EXERCISE GOAL: Reproduce each record below exactly as written.

::: RECORD SET

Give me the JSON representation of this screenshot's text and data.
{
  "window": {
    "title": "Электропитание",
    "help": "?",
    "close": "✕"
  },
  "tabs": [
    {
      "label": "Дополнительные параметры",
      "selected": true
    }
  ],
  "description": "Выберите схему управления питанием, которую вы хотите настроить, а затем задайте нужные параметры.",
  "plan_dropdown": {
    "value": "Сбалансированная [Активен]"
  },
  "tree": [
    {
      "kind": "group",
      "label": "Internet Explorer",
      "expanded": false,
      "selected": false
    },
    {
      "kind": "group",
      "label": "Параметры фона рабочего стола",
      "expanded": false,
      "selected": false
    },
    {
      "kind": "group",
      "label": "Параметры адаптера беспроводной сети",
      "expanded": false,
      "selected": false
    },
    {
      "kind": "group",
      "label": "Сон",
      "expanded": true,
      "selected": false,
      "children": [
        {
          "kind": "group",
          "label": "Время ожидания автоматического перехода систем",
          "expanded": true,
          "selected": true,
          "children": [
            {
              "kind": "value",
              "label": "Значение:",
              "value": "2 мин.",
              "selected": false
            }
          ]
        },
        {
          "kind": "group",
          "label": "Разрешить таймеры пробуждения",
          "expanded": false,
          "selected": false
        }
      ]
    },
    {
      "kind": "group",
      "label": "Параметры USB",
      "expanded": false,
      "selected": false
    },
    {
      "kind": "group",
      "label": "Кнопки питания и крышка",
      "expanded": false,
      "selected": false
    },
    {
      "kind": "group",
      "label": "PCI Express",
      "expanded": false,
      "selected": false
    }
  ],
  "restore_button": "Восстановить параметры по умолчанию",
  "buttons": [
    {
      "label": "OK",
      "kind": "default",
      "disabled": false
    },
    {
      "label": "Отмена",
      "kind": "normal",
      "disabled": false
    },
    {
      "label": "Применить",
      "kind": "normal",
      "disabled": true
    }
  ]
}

::::::

SOLUTION:
Give me the JSON representation of this screenshot's text and data.
{
  "window": {
    "title": "Электропитание",
    "help": "?",
    "close": "✕"
  },
  "tabs": [
    {
      "label": "Дополнительные параметры",
      "selected": true
    }
  ],
  "description": "Выберите схему управления питанием, которую вы хотите настроить, а затем задайте нужные параметры.",
  "plan_dropdown": {
    "value": "Сбалансированная [Активен]"
  },
  "tree": [
    {
      "kind": "group",
      "label": "Internet Explorer",
      "expanded": false,
      "selected": false
    },
    {
      "kind": "group",
      "label": "Параметры фона рабочего стола",
      "expanded": false,
      "selected": false
    },
    {
      "kind": "group",
      "label": "Параметры адаптера беспроводной сети",
      "expanded": false,
      "selected": false
    },
    {
      "kind": "group",
      "label": "Сон",
      "expanded": true,
      "selected": false,
      "children": [
        {
          "kind": "group",
          "label": "Время ожидания автоматического перехода систем",
          "expanded": true,
          "selected": true,
          "children": [
            {
              "kind": "value",
              "label": "Значение:",
              "value": "2 мин.",
              "selected": false
            }
          ]
        },
        {
          "kind": "group",
          "label": "Разрешить таймеры пробуждения",
          "expanded": false,
          "selected": false
        }
      ]
    },
    {
      "kind": "group",
      "label": "Параметры USB",
      "expanded": false,
      "selected": false
    },
    {
      "kind": "group",
      "label": "Кнопки питания и крышка",
      "expanded": false,
      "selected": false
    },
    {
      "kind": "group",
      "label": "PCI Express",
      "expanded": false,
      "selected": false
    }
  ],
  "restore_button": "Восстановить параметры по умолчанию",
  "buttons": [
    {
      "label": "OK",
      "kind": "default",
      "disabled": false
    },
    {
      "label": "Отмена",
      "kind": "normal",
      "disabled": false
    },
    {
      "label": "Применить",
      "kind": "normal",
      "disabled": true
    }
  ]
}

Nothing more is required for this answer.